## START Excerpt to read

WBR LAW Team

Meet our Company Law team

Roy Botterill is a highly respected and experienced corporate lawyer, specialising in company sales, purchases, and reorganisations. He describes himself as a “no-nonsense” corporate lawyer who relishes a challenge, with a strong reputation for creativity and a focus on finding innovative solutions to complex problems.

Working alongside him, Raksha Aggarwal supports the team as Solicitor and Assistant Legal Counsel, bringing her expertise and dedication to ensure clients receive comprehensive and effective legal advice. Together, they provide a robust and solution-driven Company Law service.

 

Roy Botterill

Director of Law and Legal Counsel

Roy Botterill, Director of Law and Group Legal Counsel

Roy Botterill
Director of Law and Legal Counsel

Roy is a practical, no-nonsense corporate attorney who employs a creative approach when solving client problems. With over three decades of experience in company law, he’s developed a stellar reputation for managing intricate group demergers, reorganizations, capital reductions, and company reconstructions. Overseeing and training a team from 2021 to 2024, Roy completed upwards of three hundred company restructurings, becoming a go-to resource for these types of operations.

## END Excerpt to read

## [Written problem A]
From the Company Law team profile, return the passage starting at "WBR LAW Team" and ending at "to complex problems.".
## [Written problem B]
Answer these from the Company Law team profile:
(i) How does Roy Botterill describe himself?
(ii) What two roles does Raksha Aggarwal hold on the team?
(iii) How many company restructurings did Roy complete while overseeing and training a team from 2021 to 2024?
## [Written problem C]
The final paragraph of the Company Law team profile names the operations Roy has a reputation for managing. List all of them.

## START Dataset entries

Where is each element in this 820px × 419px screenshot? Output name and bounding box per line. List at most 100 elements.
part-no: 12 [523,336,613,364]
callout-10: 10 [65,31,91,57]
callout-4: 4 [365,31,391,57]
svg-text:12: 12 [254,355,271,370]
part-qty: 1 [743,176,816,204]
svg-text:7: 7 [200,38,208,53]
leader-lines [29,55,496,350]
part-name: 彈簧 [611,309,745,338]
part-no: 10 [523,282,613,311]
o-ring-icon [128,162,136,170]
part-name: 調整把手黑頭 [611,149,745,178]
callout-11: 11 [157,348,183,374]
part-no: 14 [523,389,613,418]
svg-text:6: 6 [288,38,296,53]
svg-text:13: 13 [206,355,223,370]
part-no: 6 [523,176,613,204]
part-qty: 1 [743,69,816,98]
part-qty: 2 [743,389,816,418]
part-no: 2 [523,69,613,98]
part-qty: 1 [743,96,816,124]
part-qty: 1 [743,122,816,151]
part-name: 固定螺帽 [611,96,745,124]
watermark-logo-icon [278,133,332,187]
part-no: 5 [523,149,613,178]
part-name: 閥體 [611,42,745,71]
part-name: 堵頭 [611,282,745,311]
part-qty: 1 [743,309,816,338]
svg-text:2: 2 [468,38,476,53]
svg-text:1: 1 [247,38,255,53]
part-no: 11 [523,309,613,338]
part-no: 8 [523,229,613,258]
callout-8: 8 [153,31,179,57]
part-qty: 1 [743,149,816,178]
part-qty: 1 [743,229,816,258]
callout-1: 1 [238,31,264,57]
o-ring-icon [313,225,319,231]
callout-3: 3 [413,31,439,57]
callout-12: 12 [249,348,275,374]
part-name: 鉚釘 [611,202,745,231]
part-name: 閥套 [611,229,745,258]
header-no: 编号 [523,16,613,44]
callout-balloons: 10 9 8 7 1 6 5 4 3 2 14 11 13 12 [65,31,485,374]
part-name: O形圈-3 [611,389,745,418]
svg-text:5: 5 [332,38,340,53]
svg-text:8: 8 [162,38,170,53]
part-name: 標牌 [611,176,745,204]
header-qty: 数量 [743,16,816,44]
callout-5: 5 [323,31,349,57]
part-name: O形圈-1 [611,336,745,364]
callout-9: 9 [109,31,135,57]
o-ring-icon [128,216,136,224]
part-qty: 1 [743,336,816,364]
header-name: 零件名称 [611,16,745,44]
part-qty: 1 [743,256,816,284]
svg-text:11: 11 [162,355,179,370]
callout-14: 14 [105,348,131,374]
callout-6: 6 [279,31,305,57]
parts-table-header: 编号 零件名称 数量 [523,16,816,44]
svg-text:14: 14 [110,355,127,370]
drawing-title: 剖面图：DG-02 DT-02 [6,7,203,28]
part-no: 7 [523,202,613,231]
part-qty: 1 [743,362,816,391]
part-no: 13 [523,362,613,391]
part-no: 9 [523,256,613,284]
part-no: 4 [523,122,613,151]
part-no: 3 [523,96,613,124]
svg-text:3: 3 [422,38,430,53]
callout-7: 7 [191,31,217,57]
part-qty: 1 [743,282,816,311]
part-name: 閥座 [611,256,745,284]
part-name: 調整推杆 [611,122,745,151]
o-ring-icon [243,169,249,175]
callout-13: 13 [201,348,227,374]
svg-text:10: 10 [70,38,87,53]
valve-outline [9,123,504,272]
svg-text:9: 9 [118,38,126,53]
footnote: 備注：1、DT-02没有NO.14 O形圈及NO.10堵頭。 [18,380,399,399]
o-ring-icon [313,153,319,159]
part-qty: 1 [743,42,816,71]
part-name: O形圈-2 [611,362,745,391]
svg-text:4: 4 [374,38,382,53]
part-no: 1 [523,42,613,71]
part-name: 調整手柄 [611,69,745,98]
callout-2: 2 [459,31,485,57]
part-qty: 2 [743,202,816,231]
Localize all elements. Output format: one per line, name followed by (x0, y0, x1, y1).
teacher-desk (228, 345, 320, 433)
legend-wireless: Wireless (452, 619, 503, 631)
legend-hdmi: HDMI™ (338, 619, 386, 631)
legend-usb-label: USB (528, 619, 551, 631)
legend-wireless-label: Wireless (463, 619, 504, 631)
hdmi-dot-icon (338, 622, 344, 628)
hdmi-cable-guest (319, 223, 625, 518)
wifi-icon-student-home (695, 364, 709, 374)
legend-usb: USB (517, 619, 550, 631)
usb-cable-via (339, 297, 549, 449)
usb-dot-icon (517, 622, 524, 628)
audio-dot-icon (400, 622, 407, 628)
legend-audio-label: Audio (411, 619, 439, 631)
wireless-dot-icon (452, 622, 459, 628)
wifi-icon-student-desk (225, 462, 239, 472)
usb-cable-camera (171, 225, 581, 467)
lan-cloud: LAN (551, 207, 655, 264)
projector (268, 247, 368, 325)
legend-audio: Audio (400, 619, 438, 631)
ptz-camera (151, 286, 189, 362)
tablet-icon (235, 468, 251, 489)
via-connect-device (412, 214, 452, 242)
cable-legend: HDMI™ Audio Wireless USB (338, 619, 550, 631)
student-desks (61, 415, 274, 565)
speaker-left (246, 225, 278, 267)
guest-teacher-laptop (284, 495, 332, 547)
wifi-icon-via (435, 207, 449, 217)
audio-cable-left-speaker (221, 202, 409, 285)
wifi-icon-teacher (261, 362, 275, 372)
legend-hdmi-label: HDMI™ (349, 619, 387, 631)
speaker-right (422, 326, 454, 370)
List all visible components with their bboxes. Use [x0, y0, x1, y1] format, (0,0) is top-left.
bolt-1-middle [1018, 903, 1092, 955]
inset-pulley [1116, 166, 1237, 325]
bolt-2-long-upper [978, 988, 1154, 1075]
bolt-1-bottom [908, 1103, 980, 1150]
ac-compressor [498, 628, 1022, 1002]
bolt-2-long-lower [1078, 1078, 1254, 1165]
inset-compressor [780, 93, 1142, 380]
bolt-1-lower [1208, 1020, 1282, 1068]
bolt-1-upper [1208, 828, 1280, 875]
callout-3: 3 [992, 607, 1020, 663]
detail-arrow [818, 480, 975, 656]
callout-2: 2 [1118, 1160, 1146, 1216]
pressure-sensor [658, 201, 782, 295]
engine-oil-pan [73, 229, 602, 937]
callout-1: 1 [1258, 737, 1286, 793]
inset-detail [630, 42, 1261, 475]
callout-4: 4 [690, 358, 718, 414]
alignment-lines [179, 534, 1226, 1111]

## END Dataset entries

## [Full answer A]
WBR LAW Team

Meet our Company Law team

Roy Botterill is a highly respected and experienced corporate lawyer, specialising in company sales, purchases, and reorganisations. He describes himself as a “no-nonsense” corporate lawyer who relishes a challenge, with a strong reputation for creativity and a focus on finding innovative solutions to complex problems.

## [Full answer B]
(i) As a "no-nonsense" corporate lawyer who relishes a challenge.
(ii) Solicitor and Assistant Legal Counsel.
(iii) Upwards of three hundred.

## [Full answer C]
- Group demergers
- Reorganizations
- Capital reductions
- Company reconstructions